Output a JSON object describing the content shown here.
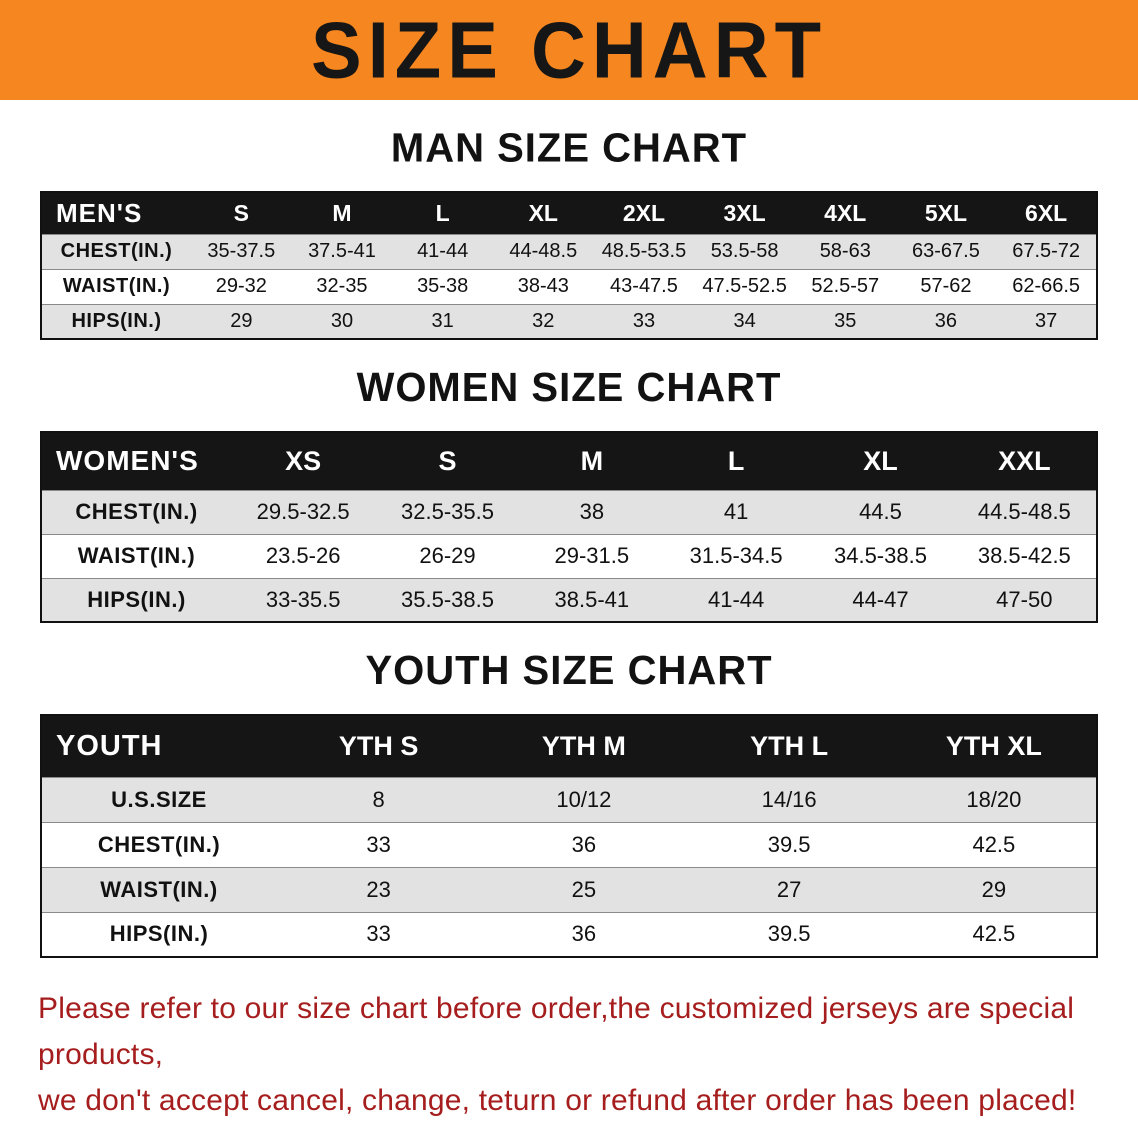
{
  "banner_title": "SIZE CHART",
  "men": {
    "heading": "MAN SIZE CHART",
    "header": [
      "MEN'S",
      "S",
      "M",
      "L",
      "XL",
      "2XL",
      "3XL",
      "4XL",
      "5XL",
      "6XL"
    ],
    "rows": [
      [
        "CHEST(IN.)",
        "35-37.5",
        "37.5-41",
        "41-44",
        "44-48.5",
        "48.5-53.5",
        "53.5-58",
        "58-63",
        "63-67.5",
        "67.5-72"
      ],
      [
        "WAIST(IN.)",
        "29-32",
        "32-35",
        "35-38",
        "38-43",
        "43-47.5",
        "47.5-52.5",
        "52.5-57",
        "57-62",
        "62-66.5"
      ],
      [
        "HIPS(IN.)",
        "29",
        "30",
        "31",
        "32",
        "33",
        "34",
        "35",
        "36",
        "37"
      ]
    ]
  },
  "women": {
    "heading": "WOMEN SIZE CHART",
    "header": [
      "WOMEN'S",
      "XS",
      "S",
      "M",
      "L",
      "XL",
      "XXL"
    ],
    "rows": [
      [
        "CHEST(IN.)",
        "29.5-32.5",
        "32.5-35.5",
        "38",
        "41",
        "44.5",
        "44.5-48.5"
      ],
      [
        "WAIST(IN.)",
        "23.5-26",
        "26-29",
        "29-31.5",
        "31.5-34.5",
        "34.5-38.5",
        "38.5-42.5"
      ],
      [
        "HIPS(IN.)",
        "33-35.5",
        "35.5-38.5",
        "38.5-41",
        "41-44",
        "44-47",
        "47-50"
      ]
    ]
  },
  "youth": {
    "heading": "YOUTH SIZE CHART",
    "header": [
      "YOUTH",
      "YTH S",
      "YTH M",
      "YTH L",
      "YTH XL"
    ],
    "rows": [
      [
        "U.S.SIZE",
        "8",
        "10/12",
        "14/16",
        "18/20"
      ],
      [
        "CHEST(IN.)",
        "33",
        "36",
        "39.5",
        "42.5"
      ],
      [
        "WAIST(IN.)",
        "23",
        "25",
        "27",
        "29"
      ],
      [
        "HIPS(IN.)",
        "33",
        "36",
        "39.5",
        "42.5"
      ]
    ]
  },
  "footer": {
    "line1": "Please refer to our size chart before order,the customized jerseys are special products,",
    "line2": "we don't accept cancel, change, teturn or refund after order has been placed!"
  },
  "colors": {
    "banner_orange": "#f6861f",
    "header_black": "#151515",
    "stripe_gray": "#e2e2e2",
    "notice_red": "#a61d1d"
  }
}
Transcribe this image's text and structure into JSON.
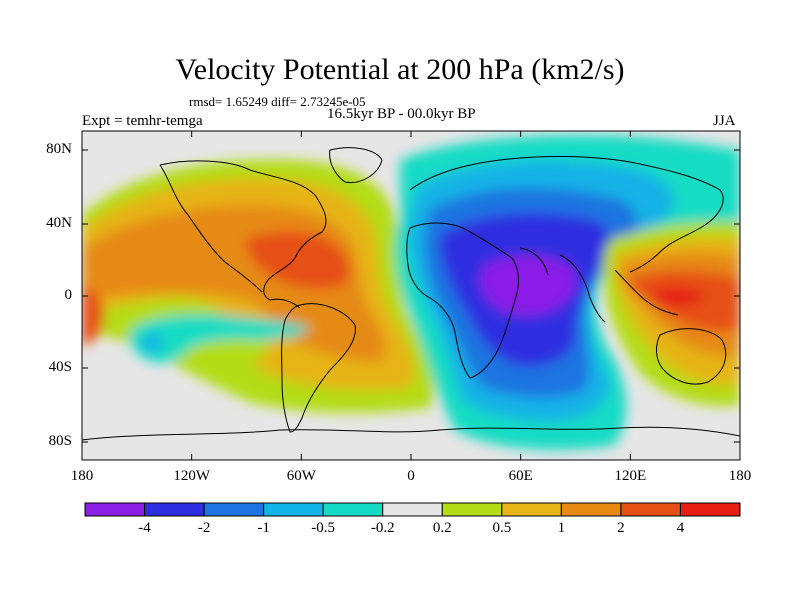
{
  "title": "Velocity Potential at 200 hPa (km2/s)",
  "stats": "rmsd= 1.65249 diff= 2.73245e-05",
  "experiment": "Expt = temhr-temga",
  "period": "16.5kyr BP - 00.0kyr BP",
  "season": "JJA",
  "map": {
    "lat_ticks": [
      "80N",
      "40N",
      "0",
      "40S",
      "80S"
    ],
    "lon_ticks": [
      "180",
      "120W",
      "60W",
      "0",
      "60E",
      "120E",
      "180"
    ]
  },
  "colorbar": {
    "labels": [
      "-4",
      "-2",
      "-1",
      "-0.5",
      "-0.2",
      "0.2",
      "0.5",
      "1",
      "2",
      "4"
    ],
    "colors": [
      "#8a1fe6",
      "#2e2ee0",
      "#1e74e0",
      "#12b3e6",
      "#14dcc4",
      "#e6e6e6",
      "#b4dc14",
      "#e6b414",
      "#e68a14",
      "#e65014",
      "#e61e14"
    ]
  }
}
■ ■ ■ ■
Emit the lines from the line containing "Transcribe this image's" to the final line of the material, inclusive, exactly as written; pictures are excluded.

Transcribe this image's text and structure into JSON.
{
  "title": "Velocity Potential at 200 hPa (km2/s)",
  "stats": "rmsd= 1.65249 diff= 2.73245e-05",
  "experiment": "Expt = temhr-temga",
  "period": "16.5kyr BP - 00.0kyr BP",
  "season": "JJA",
  "map": {
    "lat_ticks": [
      "80N",
      "40N",
      "0",
      "40S",
      "80S"
    ],
    "lon_ticks": [
      "180",
      "120W",
      "60W",
      "0",
      "60E",
      "120E",
      "180"
    ]
  },
  "colorbar": {
    "labels": [
      "-4",
      "-2",
      "-1",
      "-0.5",
      "-0.2",
      "0.2",
      "0.5",
      "1",
      "2",
      "4"
    ],
    "colors": [
      "#8a1fe6",
      "#2e2ee0",
      "#1e74e0",
      "#12b3e6",
      "#14dcc4",
      "#e6e6e6",
      "#b4dc14",
      "#e6b414",
      "#e68a14",
      "#e65014",
      "#e61e14"
    ]
  }
}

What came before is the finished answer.